*Tarea 1*: ¿Puedes reescribir como lista el párrafo del texto sobre el acceso a la banca que empieza por «He visto empresas pararse en seco», conservando sus datos principales?
*Tarea 2*: ¿Puedes repetir tal cual el fragmento del texto sobre el acceso a la banca que va desde "He visto empresas" hasta "de tus procedimientos.", ambos incluidos?
*Tarea 3*: ¿Puedes continuar el texto sobre el acceso a la banca a partir de donde termina?

*Fragmento seleccionado*:
He visto empresas pararse en seco por una tontería: el único que podía entrar a la banca estaba de vacaciones, el móvil que recibía los códigos se perdió, o el acceso a Stripe estaba en un email antiguo. No es un ataque de película: es operación diaria mal cerrada.

En RSS aparecía una idea que me parece buen recordatorio: las big tech pueden ser una amenaza para parte de los ingresos de la banca. No voy a sacar conclusiones macro con eso. Mi opinión práctica es otra: te da igual lo que haga el mercado si tú no puedes entrar a tu banca o cobrar. Y eso depende de tus accesos y de tus procedimientos.

Este ejercicio se parece a una auditoría de accesos, pero es más concreto: solo banca y pagos. La ventaja es que es rápido, duele donde duele (dinero) y se puede hacer sin conocimientos técnicos.

*Información proporcionada*:

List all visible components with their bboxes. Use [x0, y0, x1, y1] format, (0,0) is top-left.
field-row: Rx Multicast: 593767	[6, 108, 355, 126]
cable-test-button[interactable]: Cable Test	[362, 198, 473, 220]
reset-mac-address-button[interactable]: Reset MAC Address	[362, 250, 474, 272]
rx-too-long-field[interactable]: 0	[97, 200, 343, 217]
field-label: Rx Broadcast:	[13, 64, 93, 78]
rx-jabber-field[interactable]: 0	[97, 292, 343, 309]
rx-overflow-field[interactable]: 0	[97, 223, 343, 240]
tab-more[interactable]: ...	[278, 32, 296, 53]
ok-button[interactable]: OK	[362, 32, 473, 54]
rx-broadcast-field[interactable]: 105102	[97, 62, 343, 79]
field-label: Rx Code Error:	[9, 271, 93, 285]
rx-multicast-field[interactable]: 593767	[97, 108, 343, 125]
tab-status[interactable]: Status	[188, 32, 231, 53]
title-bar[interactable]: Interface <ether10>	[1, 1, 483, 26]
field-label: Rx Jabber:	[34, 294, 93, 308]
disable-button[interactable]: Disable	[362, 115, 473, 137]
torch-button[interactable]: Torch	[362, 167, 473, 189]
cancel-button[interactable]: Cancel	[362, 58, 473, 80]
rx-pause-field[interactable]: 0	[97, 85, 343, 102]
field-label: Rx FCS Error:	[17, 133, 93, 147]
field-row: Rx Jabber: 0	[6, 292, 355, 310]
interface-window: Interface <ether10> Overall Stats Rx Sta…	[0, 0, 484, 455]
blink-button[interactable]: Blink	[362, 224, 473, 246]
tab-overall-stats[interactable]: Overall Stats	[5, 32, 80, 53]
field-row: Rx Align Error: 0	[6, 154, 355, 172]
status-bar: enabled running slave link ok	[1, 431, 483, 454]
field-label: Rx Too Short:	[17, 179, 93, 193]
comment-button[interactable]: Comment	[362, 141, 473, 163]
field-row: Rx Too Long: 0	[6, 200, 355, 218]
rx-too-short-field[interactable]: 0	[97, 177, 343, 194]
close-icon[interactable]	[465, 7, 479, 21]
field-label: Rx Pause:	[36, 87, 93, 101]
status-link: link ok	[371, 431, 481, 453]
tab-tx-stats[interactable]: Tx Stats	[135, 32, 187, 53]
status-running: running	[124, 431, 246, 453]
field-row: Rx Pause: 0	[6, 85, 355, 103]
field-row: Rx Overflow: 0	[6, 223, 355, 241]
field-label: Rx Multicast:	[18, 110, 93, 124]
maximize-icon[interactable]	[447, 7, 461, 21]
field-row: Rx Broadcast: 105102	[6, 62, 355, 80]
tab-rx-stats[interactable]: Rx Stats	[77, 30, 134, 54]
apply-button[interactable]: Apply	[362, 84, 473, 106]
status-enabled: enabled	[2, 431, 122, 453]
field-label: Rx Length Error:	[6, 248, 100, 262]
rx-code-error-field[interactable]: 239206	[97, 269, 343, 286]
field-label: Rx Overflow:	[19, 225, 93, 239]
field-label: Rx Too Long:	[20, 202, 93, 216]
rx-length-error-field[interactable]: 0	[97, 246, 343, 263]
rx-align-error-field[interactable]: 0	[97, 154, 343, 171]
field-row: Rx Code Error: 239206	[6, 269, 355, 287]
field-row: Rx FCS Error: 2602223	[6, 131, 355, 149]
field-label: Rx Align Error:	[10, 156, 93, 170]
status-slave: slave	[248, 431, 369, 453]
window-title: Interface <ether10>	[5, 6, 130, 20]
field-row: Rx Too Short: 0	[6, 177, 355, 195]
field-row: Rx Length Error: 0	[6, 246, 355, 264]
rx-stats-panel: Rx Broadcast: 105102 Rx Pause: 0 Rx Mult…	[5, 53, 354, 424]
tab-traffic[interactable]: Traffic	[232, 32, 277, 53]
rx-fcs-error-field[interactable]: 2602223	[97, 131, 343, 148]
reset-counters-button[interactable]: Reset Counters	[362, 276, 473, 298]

*Respuesta 1*:
- Algunas empresas se han parado en seco por fallos simples:
  - la única persona que podía entrar a la banca estaba de vacaciones;
  - se perdió el móvil que recibía los códigos;
  - el acceso a Stripe estaba en un email antiguo.
- No es un ataque de película, sino una operación diaria mal cerrada.

*Respuesta 2*:
He visto empresas pararse en seco por una tontería: el único que podía entrar a la banca estaba de vacaciones, el móvil que recibía los códigos se perdió, o el acceso a Stripe estaba en un email antiguo. No es un ataque de película: es operación diaria mal cerrada.

En RSS aparecía una idea que me parece buen recordatorio: las big tech pueden ser una amenaza para parte de los ingresos de la banca. No voy a sacar conclusiones macro con eso. Mi opinión práctica es otra: te da igual lo que haga el mercado si tú no puedes entrar a tu banca o cobrar. Y eso depende de tus accesos y de tus procedimientos.

*Respuesta 3*:
Paso 1 (10–15 min): lista “sistemas de dinero”. Incluye: banca online principal, banca secundaria si existe, TPV físico/virtual, Stripe/PayPal (o equivalente), proveedor de facturación si puede emitir cargos, y cualquier wallet/tarjeta corporativa. Si dudas, mételo: es mejor recortar luego que olvidar algo crítico.

Paso 2 (15–20 min): inventario de accesos y roles. Para cada sistema apunta: quién es administrador, quién es usuario operativo, y qué permisos tiene cada uno (ver, emitir, devolver, cambiar datos). Error típico: todo el mundo con permisos de admin “por si acaso”. Se detecta porque nadie sabe quién cambió un dato o porque da miedo tocar nada.

Paso 3 (10–15 min): mapa de 2FA y dispositivos. 2FA es el “doble factor”: el código del móvil/app que te piden al entrar. Apunta qué número/móvil recibe SMS, qué app genera códigos, y si hay llaves físicas. Si el 2FA depende de un móvil personal, ya tienes un riesgo claro. Trade-off: centralizar reduce riesgo, pero hay que hacerlo sin bloquear al equipo.

Paso 4 (10–15 min): límites, alertas y registro mínimo. Revisa si hay límites de transferencia/pago y quién los puede cambiar. Activa alertas básicas por email/SMS para movimientos grandes y cambios de datos sensibles (si la plataforma lo permite). Y deja un registro simple: cuándo se revisó, quién lo revisó y qué se cambió. Esto evita el “no sé si lo hicimos”.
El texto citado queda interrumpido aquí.